• [Stated problem]:
From the records, pick out and copy each line containing "describe".

Data records
───

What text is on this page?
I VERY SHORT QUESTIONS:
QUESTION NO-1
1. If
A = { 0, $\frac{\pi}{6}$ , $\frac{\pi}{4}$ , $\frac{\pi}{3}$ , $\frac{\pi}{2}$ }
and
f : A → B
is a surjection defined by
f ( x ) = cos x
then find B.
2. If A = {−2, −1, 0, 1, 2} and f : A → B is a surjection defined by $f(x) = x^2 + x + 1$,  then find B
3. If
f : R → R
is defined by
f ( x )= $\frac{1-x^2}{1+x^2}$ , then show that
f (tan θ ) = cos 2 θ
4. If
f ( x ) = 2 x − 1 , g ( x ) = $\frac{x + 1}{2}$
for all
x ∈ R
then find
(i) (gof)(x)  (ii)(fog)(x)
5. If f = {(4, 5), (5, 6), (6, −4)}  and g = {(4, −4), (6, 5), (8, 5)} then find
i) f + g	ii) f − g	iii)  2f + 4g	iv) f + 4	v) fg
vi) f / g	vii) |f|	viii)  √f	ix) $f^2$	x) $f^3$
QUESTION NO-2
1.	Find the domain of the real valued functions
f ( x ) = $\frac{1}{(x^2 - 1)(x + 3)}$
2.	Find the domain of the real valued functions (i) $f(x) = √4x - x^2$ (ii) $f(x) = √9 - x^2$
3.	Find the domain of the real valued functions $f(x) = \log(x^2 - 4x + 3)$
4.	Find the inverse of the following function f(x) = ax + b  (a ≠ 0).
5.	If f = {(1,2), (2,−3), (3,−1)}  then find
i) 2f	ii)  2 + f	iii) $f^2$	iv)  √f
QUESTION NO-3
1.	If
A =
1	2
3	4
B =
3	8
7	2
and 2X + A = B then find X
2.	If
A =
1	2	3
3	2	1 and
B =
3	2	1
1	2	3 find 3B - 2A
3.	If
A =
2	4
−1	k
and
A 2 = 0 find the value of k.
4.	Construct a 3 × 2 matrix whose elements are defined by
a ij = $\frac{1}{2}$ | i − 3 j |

───

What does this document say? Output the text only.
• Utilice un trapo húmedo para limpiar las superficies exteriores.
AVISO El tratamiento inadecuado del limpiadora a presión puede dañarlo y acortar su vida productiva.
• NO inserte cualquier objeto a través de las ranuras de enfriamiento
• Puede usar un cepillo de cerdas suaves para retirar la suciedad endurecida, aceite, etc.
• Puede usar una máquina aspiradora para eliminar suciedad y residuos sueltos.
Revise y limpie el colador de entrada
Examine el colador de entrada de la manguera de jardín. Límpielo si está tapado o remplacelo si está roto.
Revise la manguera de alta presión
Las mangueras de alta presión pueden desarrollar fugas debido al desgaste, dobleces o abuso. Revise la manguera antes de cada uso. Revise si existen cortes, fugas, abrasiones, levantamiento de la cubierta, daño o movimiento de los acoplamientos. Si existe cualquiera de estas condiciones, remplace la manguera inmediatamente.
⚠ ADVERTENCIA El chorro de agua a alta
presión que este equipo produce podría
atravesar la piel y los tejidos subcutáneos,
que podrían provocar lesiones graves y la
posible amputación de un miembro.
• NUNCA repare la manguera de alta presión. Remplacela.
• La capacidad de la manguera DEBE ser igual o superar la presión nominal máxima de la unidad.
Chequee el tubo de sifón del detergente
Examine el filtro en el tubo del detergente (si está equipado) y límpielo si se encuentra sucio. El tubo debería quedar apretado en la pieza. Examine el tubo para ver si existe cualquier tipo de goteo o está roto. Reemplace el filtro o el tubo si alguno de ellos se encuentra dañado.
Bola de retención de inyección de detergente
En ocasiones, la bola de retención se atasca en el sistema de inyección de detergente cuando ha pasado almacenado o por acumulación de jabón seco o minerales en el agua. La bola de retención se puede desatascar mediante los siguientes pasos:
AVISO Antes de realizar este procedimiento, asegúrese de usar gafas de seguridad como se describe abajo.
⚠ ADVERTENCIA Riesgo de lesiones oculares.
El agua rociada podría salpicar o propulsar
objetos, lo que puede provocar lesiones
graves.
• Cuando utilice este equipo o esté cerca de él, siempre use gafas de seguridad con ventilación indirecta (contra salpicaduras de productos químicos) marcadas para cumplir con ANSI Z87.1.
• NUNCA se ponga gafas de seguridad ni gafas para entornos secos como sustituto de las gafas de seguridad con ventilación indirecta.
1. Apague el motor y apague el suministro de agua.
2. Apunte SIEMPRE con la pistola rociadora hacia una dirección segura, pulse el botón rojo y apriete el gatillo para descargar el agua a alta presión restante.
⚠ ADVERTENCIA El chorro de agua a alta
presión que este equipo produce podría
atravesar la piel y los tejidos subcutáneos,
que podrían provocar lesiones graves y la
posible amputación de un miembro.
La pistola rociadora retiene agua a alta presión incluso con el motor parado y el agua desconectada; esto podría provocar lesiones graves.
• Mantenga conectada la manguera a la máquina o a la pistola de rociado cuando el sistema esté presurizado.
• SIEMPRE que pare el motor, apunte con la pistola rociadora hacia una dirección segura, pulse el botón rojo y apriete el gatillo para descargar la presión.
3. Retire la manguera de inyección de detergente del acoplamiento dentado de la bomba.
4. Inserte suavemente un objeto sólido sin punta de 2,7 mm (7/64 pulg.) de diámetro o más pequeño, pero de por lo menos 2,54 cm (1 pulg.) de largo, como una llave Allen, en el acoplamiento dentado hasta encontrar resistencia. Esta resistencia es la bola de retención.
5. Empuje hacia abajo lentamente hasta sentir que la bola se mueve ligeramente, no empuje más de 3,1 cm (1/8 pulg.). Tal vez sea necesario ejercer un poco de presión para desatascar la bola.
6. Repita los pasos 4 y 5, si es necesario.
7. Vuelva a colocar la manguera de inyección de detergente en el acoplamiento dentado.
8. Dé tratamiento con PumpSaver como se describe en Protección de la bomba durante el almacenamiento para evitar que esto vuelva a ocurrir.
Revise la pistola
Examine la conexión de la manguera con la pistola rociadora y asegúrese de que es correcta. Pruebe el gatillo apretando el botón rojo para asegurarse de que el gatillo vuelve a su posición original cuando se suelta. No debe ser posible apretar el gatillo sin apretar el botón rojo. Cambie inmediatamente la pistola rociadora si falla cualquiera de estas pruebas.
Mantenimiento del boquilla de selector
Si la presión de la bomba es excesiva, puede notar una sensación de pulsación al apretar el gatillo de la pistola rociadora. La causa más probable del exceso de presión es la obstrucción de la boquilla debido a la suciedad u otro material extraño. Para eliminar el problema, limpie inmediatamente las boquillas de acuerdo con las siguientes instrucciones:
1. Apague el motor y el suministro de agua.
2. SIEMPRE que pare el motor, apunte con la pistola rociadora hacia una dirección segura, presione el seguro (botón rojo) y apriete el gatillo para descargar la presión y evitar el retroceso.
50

───

• [Answer to the problem]:
AVISO Antes de realizar este procedimiento, asegúrese de usar gafas de seguridad como se describe abajo.
8. Dé tratamiento con PumpSaver como se describe en Protección de la bomba durante el almacenamiento para evitar que esto vuelva a ocurrir.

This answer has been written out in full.